Problem
Restate the whole listing word for word. Pictures are left out.

[Saved entries]
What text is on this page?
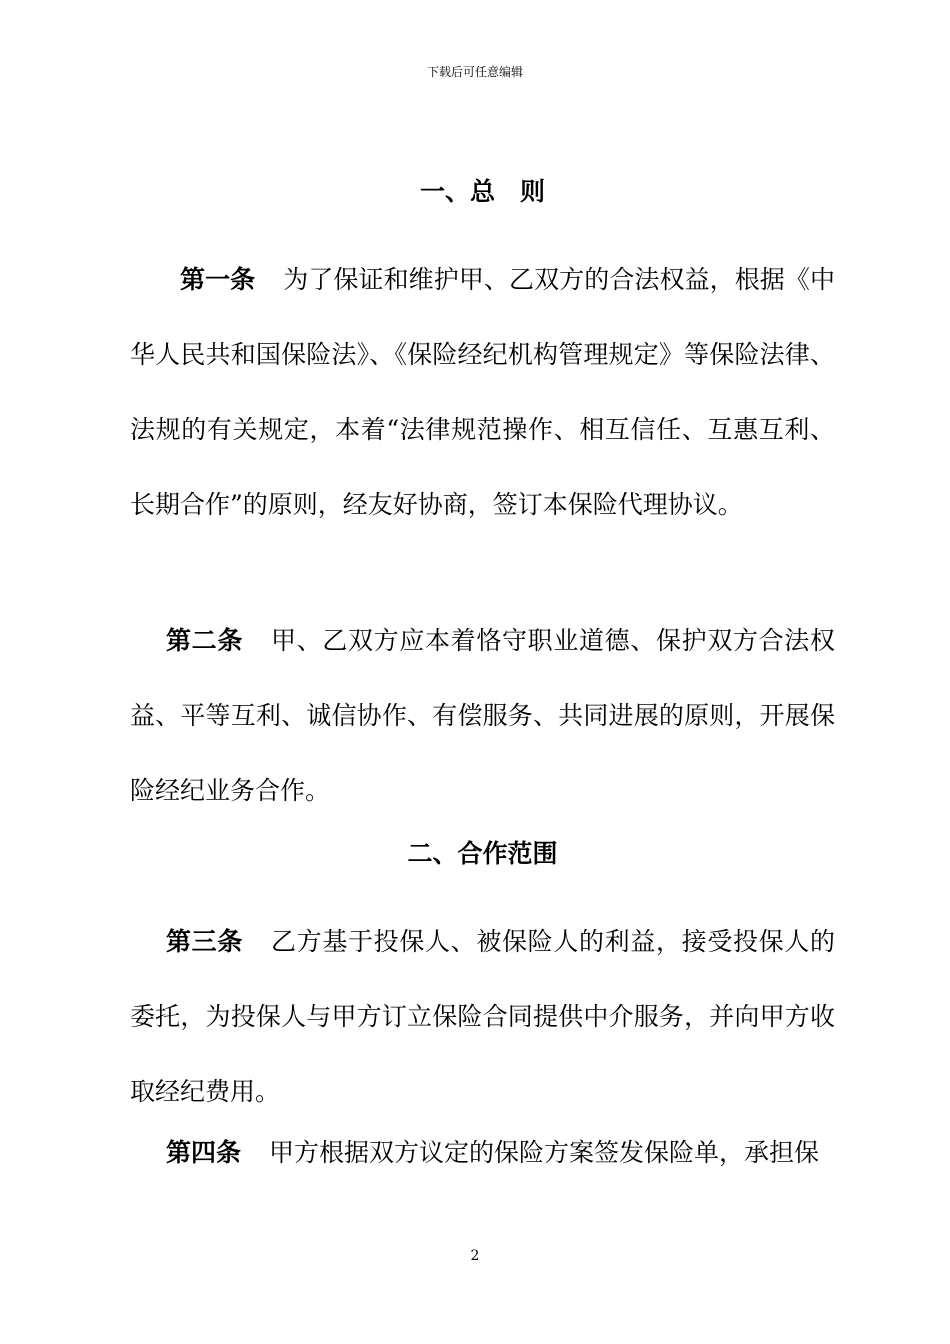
下载后可任意编辑
一、总　则

第一条 为了保证和维护甲、乙双方的合法权益，根据《中华人民共和国保险法》、《保险经纪机构管理规定》等保险法律、法规的有关规定，本着“法律规范操作、相互信任、互惠互利、长期合作”的原则，经友好协商，签订本保险代理协议。

第二条 甲、乙双方应本着恪守职业道德、保护双方合法权益、平等互利、诚信协作、有偿服务、共同进展的原则，开展保险经纪业务合作。

二、合作范围

第三条 乙方基于投保人、被保险人的利益，接受投保人的委托，为投保人与甲方订立保险合同提供中介服务，并向甲方收取经纪费用。

第四条 甲方根据双方议定的保险方案签发保险单，承担保

2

Exercise output
What text is on this page?
下载后可任意编辑
一、总　则

第一条 为了保证和维护甲、乙双方的合法权益，根据《中华人民共和国保险法》、《保险经纪机构管理规定》等保险法律、法规的有关规定，本着“法律规范操作、相互信任、互惠互利、长期合作”的原则，经友好协商，签订本保险代理协议。

第二条 甲、乙双方应本着恪守职业道德、保护双方合法权益、平等互利、诚信协作、有偿服务、共同进展的原则，开展保险经纪业务合作。

二、合作范围

第三条 乙方基于投保人、被保险人的利益，接受投保人的委托，为投保人与甲方订立保险合同提供中介服务，并向甲方收取经纪费用。

第四条 甲方根据双方议定的保险方案签发保险单，承担保

2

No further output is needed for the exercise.